> **Aim of the exercise**:
Return every line of the records below verbatim, with no pictures in the copy.

> **Dataset records**:
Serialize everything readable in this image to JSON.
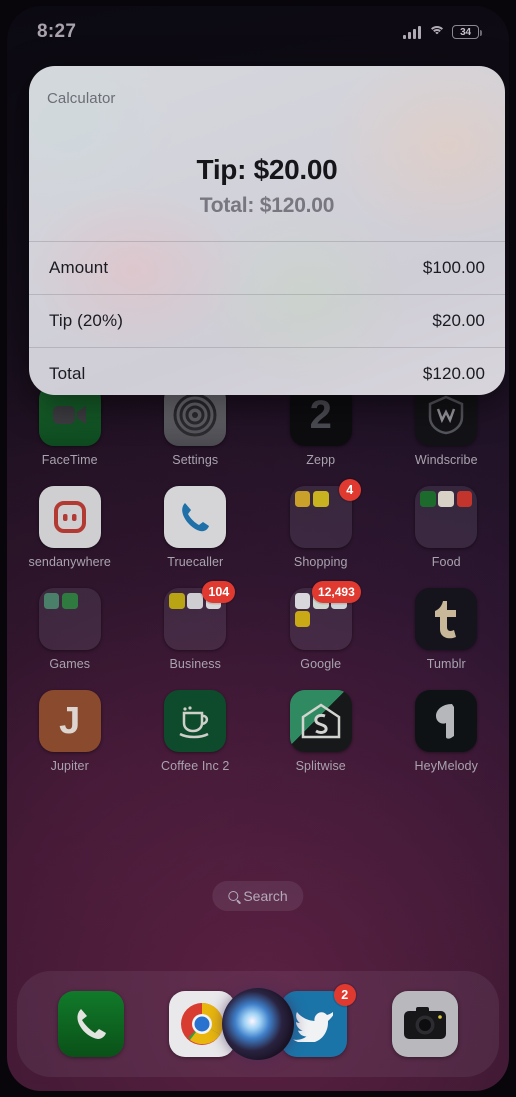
{
  "status_bar": {
    "time": "8:27",
    "cellular_icon": "signal-bars-icon",
    "wifi_icon": "wifi-icon",
    "battery_level": "34"
  },
  "calculator_panel": {
    "title": "Calculator",
    "headline": "Tip: $20.00",
    "subheadline": "Total: $120.00",
    "rows": [
      {
        "label": "Amount",
        "value": "$100.00"
      },
      {
        "label": "Tip (20%)",
        "value": "$20.00"
      },
      {
        "label": "Total",
        "value": "$120.00"
      }
    ]
  },
  "home_screen": {
    "rows": [
      [
        {
          "label": "FaceTime",
          "icon": "facetime-icon",
          "badge": ""
        },
        {
          "label": "Settings",
          "icon": "settings-icon",
          "badge": ""
        },
        {
          "label": "Zepp",
          "icon": "zepp-icon",
          "badge": ""
        },
        {
          "label": "Windscribe",
          "icon": "windscribe-icon",
          "badge": ""
        }
      ],
      [
        {
          "label": "sendanywhere",
          "icon": "sendanywhere-icon",
          "badge": ""
        },
        {
          "label": "Truecaller",
          "icon": "truecaller-icon",
          "badge": ""
        },
        {
          "label": "Shopping",
          "icon": "shopping-folder",
          "badge": "4"
        },
        {
          "label": "Food",
          "icon": "food-folder",
          "badge": ""
        }
      ],
      [
        {
          "label": "Games",
          "icon": "games-folder",
          "badge": ""
        },
        {
          "label": "Business",
          "icon": "business-folder",
          "badge": "104"
        },
        {
          "label": "Google",
          "icon": "google-folder",
          "badge": "12,493"
        },
        {
          "label": "Tumblr",
          "icon": "tumblr-icon",
          "badge": ""
        }
      ],
      [
        {
          "label": "Jupiter",
          "icon": "jupiter-icon",
          "badge": ""
        },
        {
          "label": "Coffee Inc 2",
          "icon": "coffee-inc-2-icon",
          "badge": ""
        },
        {
          "label": "Splitwise",
          "icon": "splitwise-icon",
          "badge": ""
        },
        {
          "label": "HeyMelody",
          "icon": "heymelody-icon",
          "badge": ""
        }
      ]
    ],
    "search": {
      "label": "Search",
      "icon": "search-icon"
    },
    "dock": [
      {
        "label": "Phone",
        "icon": "phone-icon",
        "badge": ""
      },
      {
        "label": "Chrome",
        "icon": "chrome-icon",
        "badge": ""
      },
      {
        "label": "Twitter",
        "icon": "twitter-icon",
        "badge": "2"
      },
      {
        "label": "Camera",
        "icon": "camera-icon",
        "badge": ""
      }
    ],
    "siri_overlay": "siri-orb-icon"
  },
  "colors": {
    "badge_red": "#e03a30",
    "facetime_green": "#165c28",
    "phone_green": "#0d5e22",
    "jupiter_brown": "#8a4a2e",
    "coffee_green": "#0e4a2c",
    "twitter_blue": "#1b74a8",
    "label_gray": "#a9a3ae"
  }
}
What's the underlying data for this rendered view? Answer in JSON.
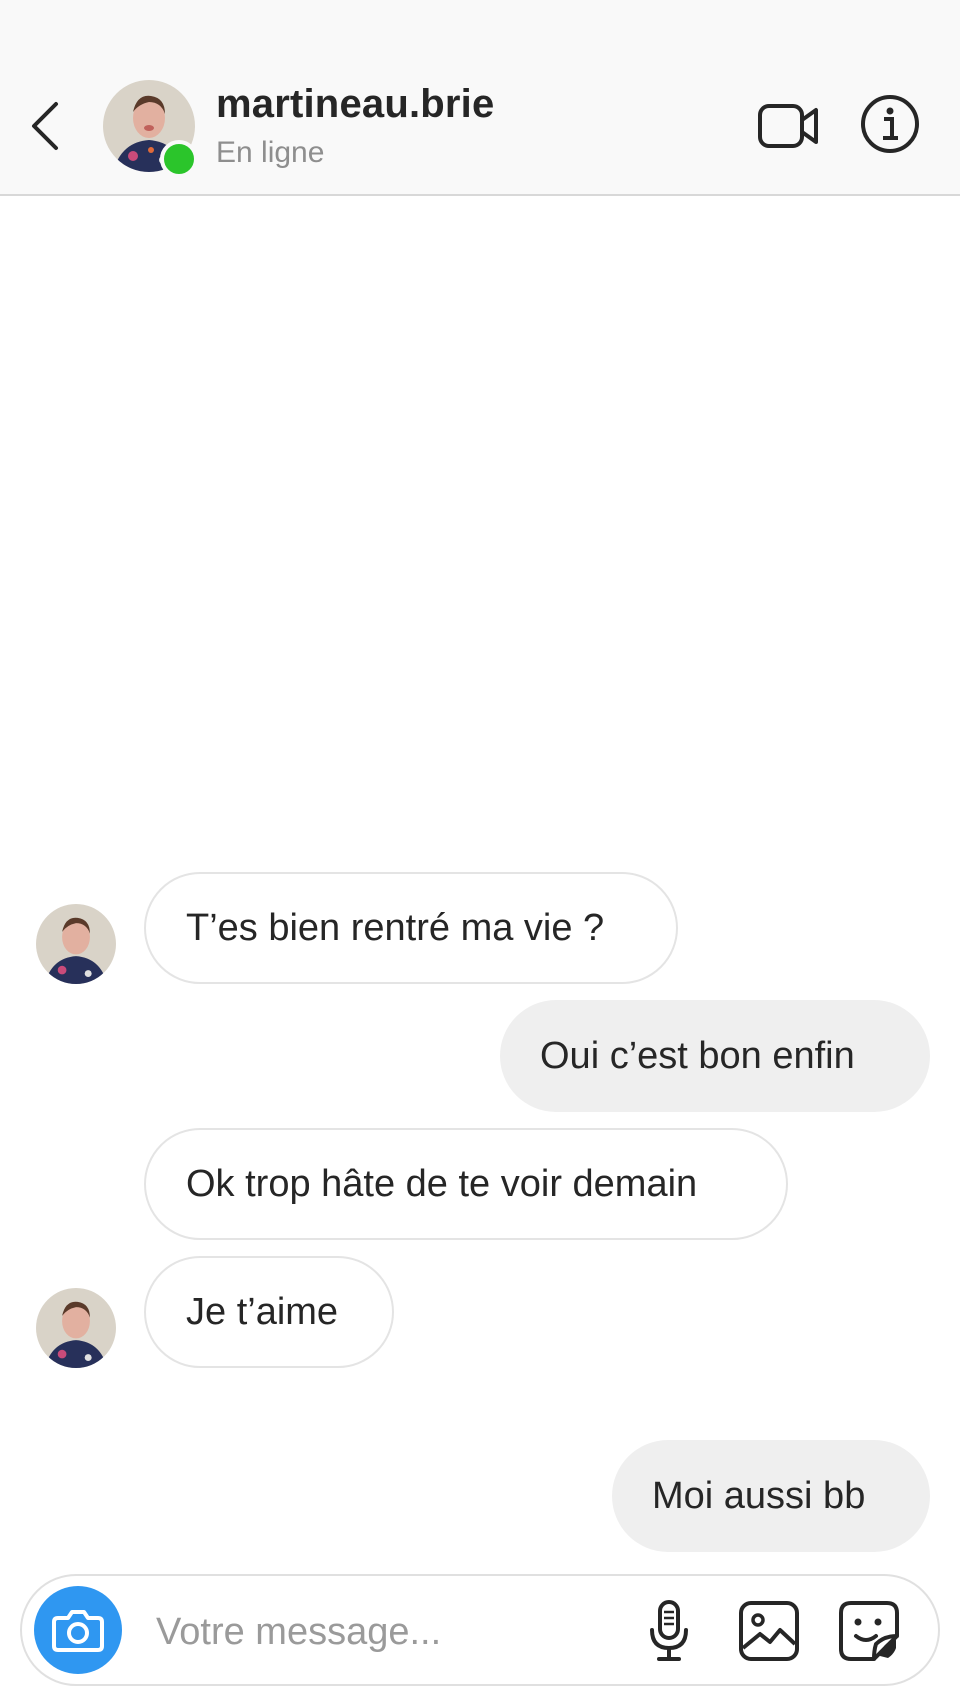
{
  "header": {
    "username": "martineau.brie",
    "status": "En ligne"
  },
  "messages": [
    {
      "direction": "in",
      "text": "T’es bien rentré ma vie ?"
    },
    {
      "direction": "out",
      "text": "Oui c’est bon enfin"
    },
    {
      "direction": "in",
      "text": "Ok trop hâte de te voir demain"
    },
    {
      "direction": "in",
      "text": "Je t’aime"
    },
    {
      "direction": "out",
      "text": "Moi aussi bb"
    }
  ],
  "composer": {
    "placeholder": "Votre message..."
  },
  "colors": {
    "online": "#2bc52b",
    "camera_button": "#2f97f1",
    "outgoing_bubble": "#efefef",
    "incoming_border": "#e4e4e4"
  },
  "icons": [
    "back-chevron-icon",
    "video-call-icon",
    "info-icon",
    "camera-icon",
    "microphone-icon",
    "gallery-icon",
    "sticker-icon"
  ]
}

> **Exercise response**:
Serialize everything readable in this image to JSON.
{
  "status_bar": {
    "time": "8:27",
    "cellular_icon": "signal-bars-icon",
    "wifi_icon": "wifi-icon",
    "battery_level": "34"
  },
  "calculator_panel": {
    "title": "Calculator",
    "headline": "Tip: $20.00",
    "subheadline": "Total: $120.00",
    "rows": [
      {
        "label": "Amount",
        "value": "$100.00"
      },
      {
        "label": "Tip (20%)",
        "value": "$20.00"
      },
      {
        "label": "Total",
        "value": "$120.00"
      }
    ]
  },
  "home_screen": {
    "rows": [
      [
        {
          "label": "FaceTime",
          "icon": "facetime-icon",
          "badge": ""
        },
        {
          "label": "Settings",
          "icon": "settings-icon",
          "badge": ""
        },
        {
          "label": "Zepp",
          "icon": "zepp-icon",
          "badge": ""
        },
        {
          "label": "Windscribe",
          "icon": "windscribe-icon",
          "badge": ""
        }
      ],
      [
        {
          "label": "sendanywhere",
          "icon": "sendanywhere-icon",
          "badge": ""
        },
        {
          "label": "Truecaller",
          "icon": "truecaller-icon",
          "badge": ""
        },
        {
          "label": "Shopping",
          "icon": "shopping-folder",
          "badge": "4"
        },
        {
          "label": "Food",
          "icon": "food-folder",
          "badge": ""
        }
      ],
      [
        {
          "label": "Games",
          "icon": "games-folder",
          "badge": ""
        },
        {
          "label": "Business",
          "icon": "business-folder",
          "badge": "104"
        },
        {
          "label": "Google",
          "icon": "google-folder",
          "badge": "12,493"
        },
        {
          "label": "Tumblr",
          "icon": "tumblr-icon",
          "badge": ""
        }
      ],
      [
        {
          "label": "Jupiter",
          "icon": "jupiter-icon",
          "badge": ""
        },
        {
          "label": "Coffee Inc 2",
          "icon": "coffee-inc-2-icon",
          "badge": ""
        },
        {
          "label": "Splitwise",
          "icon": "splitwise-icon",
          "badge": ""
        },
        {
          "label": "HeyMelody",
          "icon": "heymelody-icon",
          "badge": ""
        }
      ]
    ],
    "search": {
      "label": "Search",
      "icon": "search-icon"
    },
    "dock": [
      {
        "label": "Phone",
        "icon": "phone-icon",
        "badge": ""
      },
      {
        "label": "Chrome",
        "icon": "chrome-icon",
        "badge": ""
      },
      {
        "label": "Twitter",
        "icon": "twitter-icon",
        "badge": "2"
      },
      {
        "label": "Camera",
        "icon": "camera-icon",
        "badge": ""
      }
    ],
    "siri_overlay": "siri-orb-icon"
  },
  "colors": {
    "badge_red": "#e03a30",
    "facetime_green": "#165c28",
    "phone_green": "#0d5e22",
    "jupiter_brown": "#8a4a2e",
    "coffee_green": "#0e4a2c",
    "twitter_blue": "#1b74a8",
    "label_gray": "#a9a3ae"
  }
}
What's the underlying data for this rendered view? Answer in JSON.
{
  "header": {
    "username": "martineau.brie",
    "status": "En ligne"
  },
  "messages": [
    {
      "direction": "in",
      "text": "T’es bien rentré ma vie ?"
    },
    {
      "direction": "out",
      "text": "Oui c’est bon enfin"
    },
    {
      "direction": "in",
      "text": "Ok trop hâte de te voir demain"
    },
    {
      "direction": "in",
      "text": "Je t’aime"
    },
    {
      "direction": "out",
      "text": "Moi aussi bb"
    }
  ],
  "composer": {
    "placeholder": "Votre message..."
  },
  "colors": {
    "online": "#2bc52b",
    "camera_button": "#2f97f1",
    "outgoing_bubble": "#efefef",
    "incoming_border": "#e4e4e4"
  },
  "icons": [
    "back-chevron-icon",
    "video-call-icon",
    "info-icon",
    "camera-icon",
    "microphone-icon",
    "gallery-icon",
    "sticker-icon"
  ]
}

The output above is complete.